» WHAT THE TASK ASKS: Give the number of lines in the data that hold the word "struktuře", and nothing else.

» LISTING:
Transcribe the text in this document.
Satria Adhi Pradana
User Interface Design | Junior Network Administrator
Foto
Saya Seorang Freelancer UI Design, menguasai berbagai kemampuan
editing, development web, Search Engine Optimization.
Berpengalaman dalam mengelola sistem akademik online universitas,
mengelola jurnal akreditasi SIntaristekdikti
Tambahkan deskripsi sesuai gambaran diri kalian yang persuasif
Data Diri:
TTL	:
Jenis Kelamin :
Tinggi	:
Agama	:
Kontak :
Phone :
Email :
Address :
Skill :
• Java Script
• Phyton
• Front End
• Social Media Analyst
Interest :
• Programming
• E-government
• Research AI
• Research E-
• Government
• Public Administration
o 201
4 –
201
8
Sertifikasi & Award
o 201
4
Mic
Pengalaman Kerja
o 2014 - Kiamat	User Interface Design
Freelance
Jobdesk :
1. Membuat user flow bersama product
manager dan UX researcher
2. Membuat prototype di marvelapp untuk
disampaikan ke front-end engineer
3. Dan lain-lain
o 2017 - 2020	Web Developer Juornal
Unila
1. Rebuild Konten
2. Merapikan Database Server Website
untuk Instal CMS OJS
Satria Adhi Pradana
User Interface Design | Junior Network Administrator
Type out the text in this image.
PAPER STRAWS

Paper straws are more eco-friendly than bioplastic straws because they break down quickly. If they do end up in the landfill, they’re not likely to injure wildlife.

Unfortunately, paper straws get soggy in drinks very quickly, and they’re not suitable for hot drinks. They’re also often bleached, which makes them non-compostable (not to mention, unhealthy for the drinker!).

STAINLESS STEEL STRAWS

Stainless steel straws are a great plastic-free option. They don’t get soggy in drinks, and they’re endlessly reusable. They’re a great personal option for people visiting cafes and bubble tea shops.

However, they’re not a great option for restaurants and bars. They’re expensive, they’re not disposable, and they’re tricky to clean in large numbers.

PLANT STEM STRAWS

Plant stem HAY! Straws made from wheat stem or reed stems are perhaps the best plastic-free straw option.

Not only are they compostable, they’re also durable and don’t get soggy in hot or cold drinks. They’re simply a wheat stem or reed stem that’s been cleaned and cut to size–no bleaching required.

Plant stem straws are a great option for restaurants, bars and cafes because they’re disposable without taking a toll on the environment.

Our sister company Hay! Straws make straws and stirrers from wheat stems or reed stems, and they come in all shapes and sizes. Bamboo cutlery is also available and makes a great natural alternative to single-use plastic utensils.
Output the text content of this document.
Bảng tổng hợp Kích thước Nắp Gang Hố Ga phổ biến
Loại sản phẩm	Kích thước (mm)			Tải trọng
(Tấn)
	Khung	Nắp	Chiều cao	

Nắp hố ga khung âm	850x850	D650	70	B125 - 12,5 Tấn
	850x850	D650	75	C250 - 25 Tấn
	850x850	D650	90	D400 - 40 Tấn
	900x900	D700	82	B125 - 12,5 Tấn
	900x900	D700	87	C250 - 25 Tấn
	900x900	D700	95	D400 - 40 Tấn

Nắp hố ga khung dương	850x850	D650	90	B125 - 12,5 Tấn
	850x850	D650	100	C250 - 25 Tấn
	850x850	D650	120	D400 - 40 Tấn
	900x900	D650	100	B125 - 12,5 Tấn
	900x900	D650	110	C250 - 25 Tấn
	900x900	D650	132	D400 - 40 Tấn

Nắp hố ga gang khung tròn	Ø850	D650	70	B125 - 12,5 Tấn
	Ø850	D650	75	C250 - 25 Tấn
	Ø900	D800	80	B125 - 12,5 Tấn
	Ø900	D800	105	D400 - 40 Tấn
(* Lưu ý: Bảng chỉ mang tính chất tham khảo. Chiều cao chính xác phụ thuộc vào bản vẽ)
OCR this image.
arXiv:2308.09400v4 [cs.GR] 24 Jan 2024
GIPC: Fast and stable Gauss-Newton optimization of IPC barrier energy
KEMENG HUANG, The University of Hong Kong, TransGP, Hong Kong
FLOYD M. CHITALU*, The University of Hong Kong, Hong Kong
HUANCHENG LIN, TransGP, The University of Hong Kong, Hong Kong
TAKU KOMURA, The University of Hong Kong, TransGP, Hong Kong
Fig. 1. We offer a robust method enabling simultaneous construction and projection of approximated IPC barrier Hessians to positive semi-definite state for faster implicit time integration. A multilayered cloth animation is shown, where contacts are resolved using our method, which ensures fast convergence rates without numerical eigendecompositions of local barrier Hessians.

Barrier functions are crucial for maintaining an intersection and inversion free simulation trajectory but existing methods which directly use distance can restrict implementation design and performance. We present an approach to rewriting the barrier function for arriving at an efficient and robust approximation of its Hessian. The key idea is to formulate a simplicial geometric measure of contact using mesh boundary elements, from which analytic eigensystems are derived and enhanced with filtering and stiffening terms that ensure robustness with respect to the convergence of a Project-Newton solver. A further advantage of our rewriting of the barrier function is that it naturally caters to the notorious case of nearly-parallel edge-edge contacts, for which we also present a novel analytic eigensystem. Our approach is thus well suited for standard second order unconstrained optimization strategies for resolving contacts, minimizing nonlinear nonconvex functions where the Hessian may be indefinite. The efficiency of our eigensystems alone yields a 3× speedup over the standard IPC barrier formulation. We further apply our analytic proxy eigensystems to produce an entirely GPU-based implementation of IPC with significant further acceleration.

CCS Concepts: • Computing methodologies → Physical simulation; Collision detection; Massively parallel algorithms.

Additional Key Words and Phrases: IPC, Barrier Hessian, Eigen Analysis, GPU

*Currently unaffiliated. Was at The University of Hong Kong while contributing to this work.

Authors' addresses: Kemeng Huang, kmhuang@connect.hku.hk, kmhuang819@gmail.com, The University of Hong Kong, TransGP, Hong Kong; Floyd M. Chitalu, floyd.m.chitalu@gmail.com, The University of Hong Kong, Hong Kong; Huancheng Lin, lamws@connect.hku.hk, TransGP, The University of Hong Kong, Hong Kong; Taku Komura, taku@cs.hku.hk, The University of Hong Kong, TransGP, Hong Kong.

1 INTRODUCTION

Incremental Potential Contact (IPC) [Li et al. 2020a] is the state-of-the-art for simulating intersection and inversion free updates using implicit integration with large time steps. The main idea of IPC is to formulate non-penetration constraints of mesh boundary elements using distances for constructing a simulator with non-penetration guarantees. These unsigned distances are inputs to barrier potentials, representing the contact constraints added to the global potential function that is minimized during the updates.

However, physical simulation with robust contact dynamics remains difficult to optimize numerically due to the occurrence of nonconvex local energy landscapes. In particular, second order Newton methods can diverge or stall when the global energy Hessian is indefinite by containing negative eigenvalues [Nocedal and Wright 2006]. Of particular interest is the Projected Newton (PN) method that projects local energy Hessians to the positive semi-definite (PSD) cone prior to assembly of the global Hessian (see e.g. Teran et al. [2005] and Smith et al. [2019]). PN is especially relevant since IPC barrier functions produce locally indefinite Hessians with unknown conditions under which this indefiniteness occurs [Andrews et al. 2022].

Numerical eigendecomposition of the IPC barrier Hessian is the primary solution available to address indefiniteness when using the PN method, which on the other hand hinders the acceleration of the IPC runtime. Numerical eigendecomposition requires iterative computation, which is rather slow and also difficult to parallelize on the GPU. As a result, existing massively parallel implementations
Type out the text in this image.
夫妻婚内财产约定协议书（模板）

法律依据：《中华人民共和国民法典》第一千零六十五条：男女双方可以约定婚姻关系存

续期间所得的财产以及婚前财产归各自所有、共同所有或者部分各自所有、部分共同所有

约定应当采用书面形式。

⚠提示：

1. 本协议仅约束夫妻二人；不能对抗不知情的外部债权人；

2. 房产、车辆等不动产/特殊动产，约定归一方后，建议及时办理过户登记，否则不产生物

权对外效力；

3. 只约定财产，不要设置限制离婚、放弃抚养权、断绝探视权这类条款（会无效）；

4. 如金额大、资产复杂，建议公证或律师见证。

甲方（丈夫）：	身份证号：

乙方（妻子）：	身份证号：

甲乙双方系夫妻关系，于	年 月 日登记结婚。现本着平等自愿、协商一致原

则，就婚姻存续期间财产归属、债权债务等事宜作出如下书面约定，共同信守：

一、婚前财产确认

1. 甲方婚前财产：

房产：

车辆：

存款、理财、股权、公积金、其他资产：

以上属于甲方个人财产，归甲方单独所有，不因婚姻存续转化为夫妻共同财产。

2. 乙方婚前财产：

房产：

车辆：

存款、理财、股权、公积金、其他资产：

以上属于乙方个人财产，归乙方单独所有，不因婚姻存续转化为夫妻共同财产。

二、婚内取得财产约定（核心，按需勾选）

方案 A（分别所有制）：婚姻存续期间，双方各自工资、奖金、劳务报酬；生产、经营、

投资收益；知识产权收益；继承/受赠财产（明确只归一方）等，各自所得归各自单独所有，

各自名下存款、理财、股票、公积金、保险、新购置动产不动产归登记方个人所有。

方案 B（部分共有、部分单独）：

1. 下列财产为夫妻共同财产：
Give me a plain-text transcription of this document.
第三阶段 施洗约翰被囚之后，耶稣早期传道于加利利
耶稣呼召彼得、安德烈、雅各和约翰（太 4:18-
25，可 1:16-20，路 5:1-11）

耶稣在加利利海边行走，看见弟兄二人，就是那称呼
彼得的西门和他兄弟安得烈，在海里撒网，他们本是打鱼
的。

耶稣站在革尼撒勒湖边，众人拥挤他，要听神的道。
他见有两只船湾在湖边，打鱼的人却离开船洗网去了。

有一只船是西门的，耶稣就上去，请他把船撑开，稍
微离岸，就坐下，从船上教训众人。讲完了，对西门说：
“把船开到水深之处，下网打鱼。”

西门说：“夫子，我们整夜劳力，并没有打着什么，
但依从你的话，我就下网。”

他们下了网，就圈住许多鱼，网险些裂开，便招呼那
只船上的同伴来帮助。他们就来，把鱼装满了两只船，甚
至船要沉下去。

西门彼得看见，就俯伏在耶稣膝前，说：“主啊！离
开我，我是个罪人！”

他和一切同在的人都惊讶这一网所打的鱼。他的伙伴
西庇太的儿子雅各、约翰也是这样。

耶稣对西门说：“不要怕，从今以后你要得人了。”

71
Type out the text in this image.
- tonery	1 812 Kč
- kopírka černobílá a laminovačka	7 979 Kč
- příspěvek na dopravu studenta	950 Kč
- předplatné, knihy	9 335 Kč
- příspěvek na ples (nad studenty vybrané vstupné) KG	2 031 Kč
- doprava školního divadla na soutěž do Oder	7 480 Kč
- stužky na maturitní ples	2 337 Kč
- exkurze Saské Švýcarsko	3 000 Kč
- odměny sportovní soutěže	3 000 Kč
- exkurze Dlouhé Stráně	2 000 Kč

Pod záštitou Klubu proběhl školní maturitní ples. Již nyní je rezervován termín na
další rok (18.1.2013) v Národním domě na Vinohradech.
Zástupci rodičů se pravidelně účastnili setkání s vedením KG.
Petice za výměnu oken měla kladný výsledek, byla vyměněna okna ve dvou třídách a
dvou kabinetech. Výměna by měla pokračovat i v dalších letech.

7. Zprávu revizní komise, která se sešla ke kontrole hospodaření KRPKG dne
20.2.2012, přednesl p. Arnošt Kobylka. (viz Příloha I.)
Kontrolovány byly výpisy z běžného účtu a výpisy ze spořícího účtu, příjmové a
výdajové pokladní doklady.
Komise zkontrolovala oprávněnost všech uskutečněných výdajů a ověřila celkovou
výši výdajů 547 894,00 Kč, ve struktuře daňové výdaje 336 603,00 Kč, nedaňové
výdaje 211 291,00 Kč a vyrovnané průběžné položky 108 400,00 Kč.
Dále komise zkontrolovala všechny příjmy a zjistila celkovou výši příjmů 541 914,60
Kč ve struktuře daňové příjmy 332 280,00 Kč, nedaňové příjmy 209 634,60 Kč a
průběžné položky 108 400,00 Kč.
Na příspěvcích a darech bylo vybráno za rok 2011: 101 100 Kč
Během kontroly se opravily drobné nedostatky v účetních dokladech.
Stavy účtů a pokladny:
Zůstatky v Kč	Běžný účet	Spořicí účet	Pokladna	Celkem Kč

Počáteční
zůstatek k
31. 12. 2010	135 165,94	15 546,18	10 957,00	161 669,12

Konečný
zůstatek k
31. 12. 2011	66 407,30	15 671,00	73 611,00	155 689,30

» THE REPLY: 2